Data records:
========

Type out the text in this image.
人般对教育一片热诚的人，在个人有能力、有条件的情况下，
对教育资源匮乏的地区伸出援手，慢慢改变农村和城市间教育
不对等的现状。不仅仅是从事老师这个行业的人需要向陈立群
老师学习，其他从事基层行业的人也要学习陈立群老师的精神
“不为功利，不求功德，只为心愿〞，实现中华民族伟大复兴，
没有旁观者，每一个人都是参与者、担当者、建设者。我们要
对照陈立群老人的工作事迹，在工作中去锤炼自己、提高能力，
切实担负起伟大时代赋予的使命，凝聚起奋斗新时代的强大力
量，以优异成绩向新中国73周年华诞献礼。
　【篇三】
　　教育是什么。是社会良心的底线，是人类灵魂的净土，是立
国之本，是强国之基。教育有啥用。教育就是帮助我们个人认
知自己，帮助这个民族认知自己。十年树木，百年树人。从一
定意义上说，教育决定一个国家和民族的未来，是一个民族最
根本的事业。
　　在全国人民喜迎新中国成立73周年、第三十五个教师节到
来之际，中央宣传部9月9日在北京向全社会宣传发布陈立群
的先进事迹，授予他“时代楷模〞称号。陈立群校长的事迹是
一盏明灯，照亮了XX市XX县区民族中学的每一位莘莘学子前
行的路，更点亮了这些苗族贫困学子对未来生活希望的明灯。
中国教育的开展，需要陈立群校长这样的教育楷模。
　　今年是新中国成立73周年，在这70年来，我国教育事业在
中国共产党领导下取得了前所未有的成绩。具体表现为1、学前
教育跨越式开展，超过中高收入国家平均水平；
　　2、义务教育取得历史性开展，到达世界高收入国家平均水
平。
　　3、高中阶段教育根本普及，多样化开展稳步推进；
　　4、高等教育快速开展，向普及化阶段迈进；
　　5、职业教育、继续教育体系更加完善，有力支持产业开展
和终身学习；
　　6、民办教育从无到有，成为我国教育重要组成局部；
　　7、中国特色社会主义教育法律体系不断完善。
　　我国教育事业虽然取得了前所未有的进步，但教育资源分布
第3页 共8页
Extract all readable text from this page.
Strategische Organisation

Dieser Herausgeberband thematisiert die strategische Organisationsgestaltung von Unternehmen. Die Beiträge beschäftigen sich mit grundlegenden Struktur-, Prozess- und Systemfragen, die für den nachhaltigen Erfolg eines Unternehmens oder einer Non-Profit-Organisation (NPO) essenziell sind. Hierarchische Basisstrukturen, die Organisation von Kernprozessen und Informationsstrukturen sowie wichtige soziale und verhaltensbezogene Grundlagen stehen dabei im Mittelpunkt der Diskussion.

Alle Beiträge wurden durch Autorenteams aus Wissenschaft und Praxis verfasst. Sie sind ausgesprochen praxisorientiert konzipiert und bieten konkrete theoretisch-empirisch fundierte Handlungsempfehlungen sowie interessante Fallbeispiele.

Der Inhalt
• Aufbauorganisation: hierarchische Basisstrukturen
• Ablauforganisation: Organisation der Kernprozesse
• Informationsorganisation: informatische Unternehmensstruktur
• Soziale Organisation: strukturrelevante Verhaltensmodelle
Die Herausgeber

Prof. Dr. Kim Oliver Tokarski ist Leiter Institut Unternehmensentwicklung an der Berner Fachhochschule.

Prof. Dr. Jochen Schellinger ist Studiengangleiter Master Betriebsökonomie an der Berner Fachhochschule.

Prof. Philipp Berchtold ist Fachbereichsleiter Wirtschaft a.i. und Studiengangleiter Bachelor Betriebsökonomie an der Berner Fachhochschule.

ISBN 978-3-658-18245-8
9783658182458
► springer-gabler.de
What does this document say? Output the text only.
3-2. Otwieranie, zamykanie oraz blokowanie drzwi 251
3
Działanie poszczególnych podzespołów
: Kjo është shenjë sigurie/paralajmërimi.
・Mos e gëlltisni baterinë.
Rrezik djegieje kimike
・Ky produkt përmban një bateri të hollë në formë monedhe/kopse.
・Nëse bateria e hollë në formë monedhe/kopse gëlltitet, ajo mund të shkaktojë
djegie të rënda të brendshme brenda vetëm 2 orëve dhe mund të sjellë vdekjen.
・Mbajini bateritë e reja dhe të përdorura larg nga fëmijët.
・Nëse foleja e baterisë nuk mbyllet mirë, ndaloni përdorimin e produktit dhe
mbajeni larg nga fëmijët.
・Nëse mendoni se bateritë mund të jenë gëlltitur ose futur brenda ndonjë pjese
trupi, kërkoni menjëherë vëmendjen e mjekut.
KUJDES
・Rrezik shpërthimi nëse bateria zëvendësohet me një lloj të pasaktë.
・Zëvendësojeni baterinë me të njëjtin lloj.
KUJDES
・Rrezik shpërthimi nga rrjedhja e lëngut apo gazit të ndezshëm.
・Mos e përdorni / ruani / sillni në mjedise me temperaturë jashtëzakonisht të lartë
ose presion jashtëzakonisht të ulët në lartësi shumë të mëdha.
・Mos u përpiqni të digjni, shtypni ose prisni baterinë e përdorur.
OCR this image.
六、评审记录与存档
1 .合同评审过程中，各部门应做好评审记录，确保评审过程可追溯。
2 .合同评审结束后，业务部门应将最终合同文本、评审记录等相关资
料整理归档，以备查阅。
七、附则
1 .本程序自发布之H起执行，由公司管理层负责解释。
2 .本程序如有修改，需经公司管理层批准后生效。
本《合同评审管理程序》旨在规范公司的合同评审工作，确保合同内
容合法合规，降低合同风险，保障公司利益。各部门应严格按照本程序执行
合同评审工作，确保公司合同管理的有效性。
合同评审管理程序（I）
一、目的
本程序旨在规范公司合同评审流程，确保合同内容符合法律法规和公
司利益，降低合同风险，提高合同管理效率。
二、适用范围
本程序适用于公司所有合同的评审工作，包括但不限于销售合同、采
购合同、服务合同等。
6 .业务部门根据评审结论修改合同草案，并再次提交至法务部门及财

========

Across the material above, count every line holding "lloj" and write down only the number.

2